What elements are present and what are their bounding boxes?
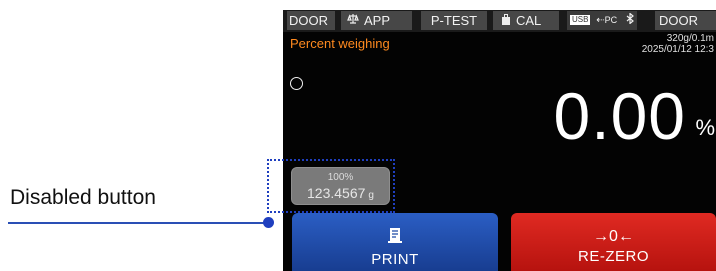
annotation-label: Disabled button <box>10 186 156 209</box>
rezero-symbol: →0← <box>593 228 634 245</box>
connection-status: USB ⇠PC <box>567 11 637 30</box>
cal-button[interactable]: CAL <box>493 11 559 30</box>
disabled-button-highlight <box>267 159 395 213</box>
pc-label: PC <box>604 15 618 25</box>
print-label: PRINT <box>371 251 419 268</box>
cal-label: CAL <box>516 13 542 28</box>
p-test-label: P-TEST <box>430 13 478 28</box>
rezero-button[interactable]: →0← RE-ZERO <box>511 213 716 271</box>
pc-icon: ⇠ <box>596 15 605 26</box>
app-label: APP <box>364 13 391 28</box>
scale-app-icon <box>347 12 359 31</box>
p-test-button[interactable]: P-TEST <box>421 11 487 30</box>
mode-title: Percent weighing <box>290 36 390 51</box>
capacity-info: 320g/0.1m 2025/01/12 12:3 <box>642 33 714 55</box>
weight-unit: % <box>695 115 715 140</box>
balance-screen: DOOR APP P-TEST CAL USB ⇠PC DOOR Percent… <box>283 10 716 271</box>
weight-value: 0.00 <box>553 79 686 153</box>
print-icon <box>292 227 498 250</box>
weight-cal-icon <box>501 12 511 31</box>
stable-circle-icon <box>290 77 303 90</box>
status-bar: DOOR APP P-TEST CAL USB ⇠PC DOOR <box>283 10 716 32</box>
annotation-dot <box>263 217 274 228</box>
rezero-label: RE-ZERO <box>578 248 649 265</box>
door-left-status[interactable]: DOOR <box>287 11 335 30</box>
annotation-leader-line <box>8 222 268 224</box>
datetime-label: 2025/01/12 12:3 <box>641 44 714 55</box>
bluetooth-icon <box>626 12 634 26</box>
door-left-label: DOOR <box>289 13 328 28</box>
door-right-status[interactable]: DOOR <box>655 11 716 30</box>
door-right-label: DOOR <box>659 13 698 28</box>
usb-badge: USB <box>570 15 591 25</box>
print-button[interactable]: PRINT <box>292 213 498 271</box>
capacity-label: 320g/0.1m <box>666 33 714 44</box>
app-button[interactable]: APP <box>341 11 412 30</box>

= = = =

▶ Exercise instructions:
Identify every line above that contains the string "icon", and copy each of those lines in full.

▶ Answer below:
pc-icon: ⇠ <box>596 15 605 26</box>
scale-app-icon <box>347 12 359 31</box>
print-icon <box>292 227 498 250</box>
weight-cal-icon <box>501 12 511 31</box>
stable-circle-icon <box>290 77 303 90</box>
bluetooth-icon <box>626 12 634 26</box>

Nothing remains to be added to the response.